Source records
— BEGIN —
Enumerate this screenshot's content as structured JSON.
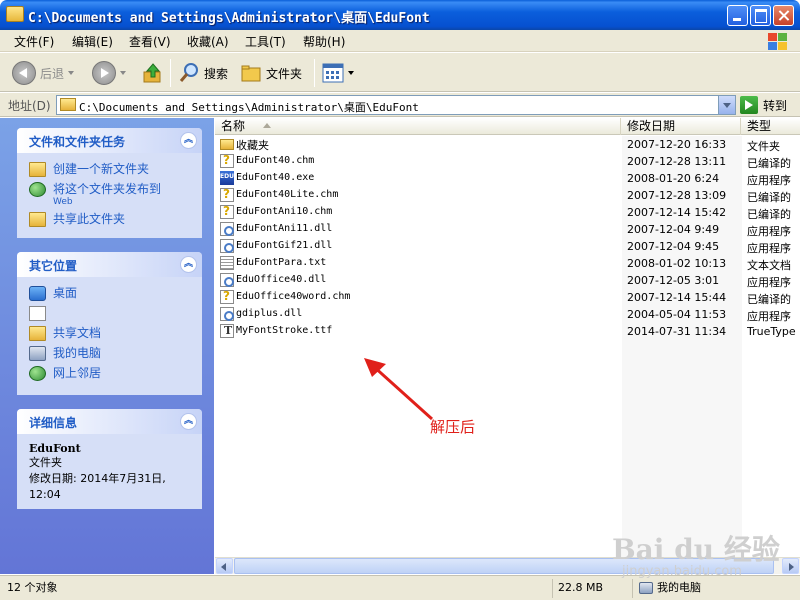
{
  "window": {
    "title": "C:\\Documents and Settings\\Administrator\\桌面\\EduFont"
  },
  "menu": [
    {
      "label": "文件(F)"
    },
    {
      "label": "编辑(E)"
    },
    {
      "label": "查看(V)"
    },
    {
      "label": "收藏(A)"
    },
    {
      "label": "工具(T)"
    },
    {
      "label": "帮助(H)"
    }
  ],
  "toolbar": {
    "back_label": "后退",
    "search_label": "搜索",
    "folders_label": "文件夹"
  },
  "address": {
    "label": "地址(D)",
    "value": "C:\\Documents and Settings\\Administrator\\桌面\\EduFont",
    "go_label": "转到"
  },
  "tasks_panel": {
    "title": "文件和文件夹任务",
    "items": [
      {
        "label": "创建一个新文件夹",
        "icon": "new-folder-icon"
      },
      {
        "label": "将这个文件夹发布到",
        "sub": "Web",
        "icon": "publish-web-icon"
      },
      {
        "label": "共享此文件夹",
        "icon": "share-folder-icon"
      }
    ]
  },
  "places_panel": {
    "title": "其它位置",
    "items": [
      {
        "label": "桌面",
        "icon": "desktop-icon"
      },
      {
        "label": "",
        "icon": "documents-icon"
      },
      {
        "label": "共享文档",
        "icon": "shared-documents-icon"
      },
      {
        "label": "我的电脑",
        "icon": "my-computer-icon"
      },
      {
        "label": "网上邻居",
        "icon": "network-places-icon"
      }
    ]
  },
  "details_panel": {
    "title": "详细信息",
    "name": "EduFont",
    "type": "文件夹",
    "modified": "修改日期: 2014年7月31日, 12:04"
  },
  "columns": {
    "name": "名称",
    "date": "修改日期",
    "type": "类型"
  },
  "files": [
    {
      "name": "收藏夹",
      "date": "2007-12-20 16:33",
      "type": "文件夹",
      "icon": "folder"
    },
    {
      "name": "EduFont40.chm",
      "date": "2007-12-28 13:11",
      "type": "已编译的",
      "icon": "chm"
    },
    {
      "name": "EduFont40.exe",
      "date": "2008-01-20 6:24",
      "type": "应用程序",
      "icon": "exe"
    },
    {
      "name": "EduFont40Lite.chm",
      "date": "2007-12-28 13:09",
      "type": "已编译的",
      "icon": "chm"
    },
    {
      "name": "EduFontAni10.chm",
      "date": "2007-12-14 15:42",
      "type": "已编译的",
      "icon": "chm"
    },
    {
      "name": "EduFontAni11.dll",
      "date": "2007-12-04 9:49",
      "type": "应用程序",
      "icon": "dll"
    },
    {
      "name": "EduFontGif21.dll",
      "date": "2007-12-04 9:45",
      "type": "应用程序",
      "icon": "dll"
    },
    {
      "name": "EduFontPara.txt",
      "date": "2008-01-02 10:13",
      "type": "文本文档",
      "icon": "txt"
    },
    {
      "name": "EduOffice40.dll",
      "date": "2007-12-05 3:01",
      "type": "应用程序",
      "icon": "dll"
    },
    {
      "name": "EduOffice40word.chm",
      "date": "2007-12-14 15:44",
      "type": "已编译的",
      "icon": "chm"
    },
    {
      "name": "gdiplus.dll",
      "date": "2004-05-04 11:53",
      "type": "应用程序",
      "icon": "dll"
    },
    {
      "name": "MyFontStroke.ttf",
      "date": "2014-07-31 11:34",
      "type": "TrueType",
      "icon": "ttf"
    }
  ],
  "annotation": {
    "text": "解压后",
    "color": "#e0201a"
  },
  "status": {
    "count": "12 个对象",
    "size": "22.8 MB",
    "location": "我的电脑"
  },
  "watermark": {
    "main": "Bai du 经验",
    "sub": "jingyan.baidu.com"
  },
  "colors": {
    "titlebar": "#0650d0",
    "taskpane": "#6375d6",
    "link": "#215dc6"
  }
}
— END —
Go through the material above and print all of it exactly, except the pictures.

Enumerate this screenshot's content as structured JSON.
{
  "window": {
    "title": "C:\\Documents and Settings\\Administrator\\桌面\\EduFont"
  },
  "menu": [
    {
      "label": "文件(F)"
    },
    {
      "label": "编辑(E)"
    },
    {
      "label": "查看(V)"
    },
    {
      "label": "收藏(A)"
    },
    {
      "label": "工具(T)"
    },
    {
      "label": "帮助(H)"
    }
  ],
  "toolbar": {
    "back_label": "后退",
    "search_label": "搜索",
    "folders_label": "文件夹"
  },
  "address": {
    "label": "地址(D)",
    "value": "C:\\Documents and Settings\\Administrator\\桌面\\EduFont",
    "go_label": "转到"
  },
  "tasks_panel": {
    "title": "文件和文件夹任务",
    "items": [
      {
        "label": "创建一个新文件夹",
        "icon": "new-folder-icon"
      },
      {
        "label": "将这个文件夹发布到",
        "sub": "Web",
        "icon": "publish-web-icon"
      },
      {
        "label": "共享此文件夹",
        "icon": "share-folder-icon"
      }
    ]
  },
  "places_panel": {
    "title": "其它位置",
    "items": [
      {
        "label": "桌面",
        "icon": "desktop-icon"
      },
      {
        "label": "",
        "icon": "documents-icon"
      },
      {
        "label": "共享文档",
        "icon": "shared-documents-icon"
      },
      {
        "label": "我的电脑",
        "icon": "my-computer-icon"
      },
      {
        "label": "网上邻居",
        "icon": "network-places-icon"
      }
    ]
  },
  "details_panel": {
    "title": "详细信息",
    "name": "EduFont",
    "type": "文件夹",
    "modified": "修改日期: 2014年7月31日, 12:04"
  },
  "columns": {
    "name": "名称",
    "date": "修改日期",
    "type": "类型"
  },
  "files": [
    {
      "name": "收藏夹",
      "date": "2007-12-20 16:33",
      "type": "文件夹",
      "icon": "folder"
    },
    {
      "name": "EduFont40.chm",
      "date": "2007-12-28 13:11",
      "type": "已编译的",
      "icon": "chm"
    },
    {
      "name": "EduFont40.exe",
      "date": "2008-01-20 6:24",
      "type": "应用程序",
      "icon": "exe"
    },
    {
      "name": "EduFont40Lite.chm",
      "date": "2007-12-28 13:09",
      "type": "已编译的",
      "icon": "chm"
    },
    {
      "name": "EduFontAni10.chm",
      "date": "2007-12-14 15:42",
      "type": "已编译的",
      "icon": "chm"
    },
    {
      "name": "EduFontAni11.dll",
      "date": "2007-12-04 9:49",
      "type": "应用程序",
      "icon": "dll"
    },
    {
      "name": "EduFontGif21.dll",
      "date": "2007-12-04 9:45",
      "type": "应用程序",
      "icon": "dll"
    },
    {
      "name": "EduFontPara.txt",
      "date": "2008-01-02 10:13",
      "type": "文本文档",
      "icon": "txt"
    },
    {
      "name": "EduOffice40.dll",
      "date": "2007-12-05 3:01",
      "type": "应用程序",
      "icon": "dll"
    },
    {
      "name": "EduOffice40word.chm",
      "date": "2007-12-14 15:44",
      "type": "已编译的",
      "icon": "chm"
    },
    {
      "name": "gdiplus.dll",
      "date": "2004-05-04 11:53",
      "type": "应用程序",
      "icon": "dll"
    },
    {
      "name": "MyFontStroke.ttf",
      "date": "2014-07-31 11:34",
      "type": "TrueType",
      "icon": "ttf"
    }
  ],
  "annotation": {
    "text": "解压后",
    "color": "#e0201a"
  },
  "status": {
    "count": "12 个对象",
    "size": "22.8 MB",
    "location": "我的电脑"
  },
  "watermark": {
    "main": "Bai du 经验",
    "sub": "jingyan.baidu.com"
  },
  "colors": {
    "titlebar": "#0650d0",
    "taskpane": "#6375d6",
    "link": "#215dc6"
  }
}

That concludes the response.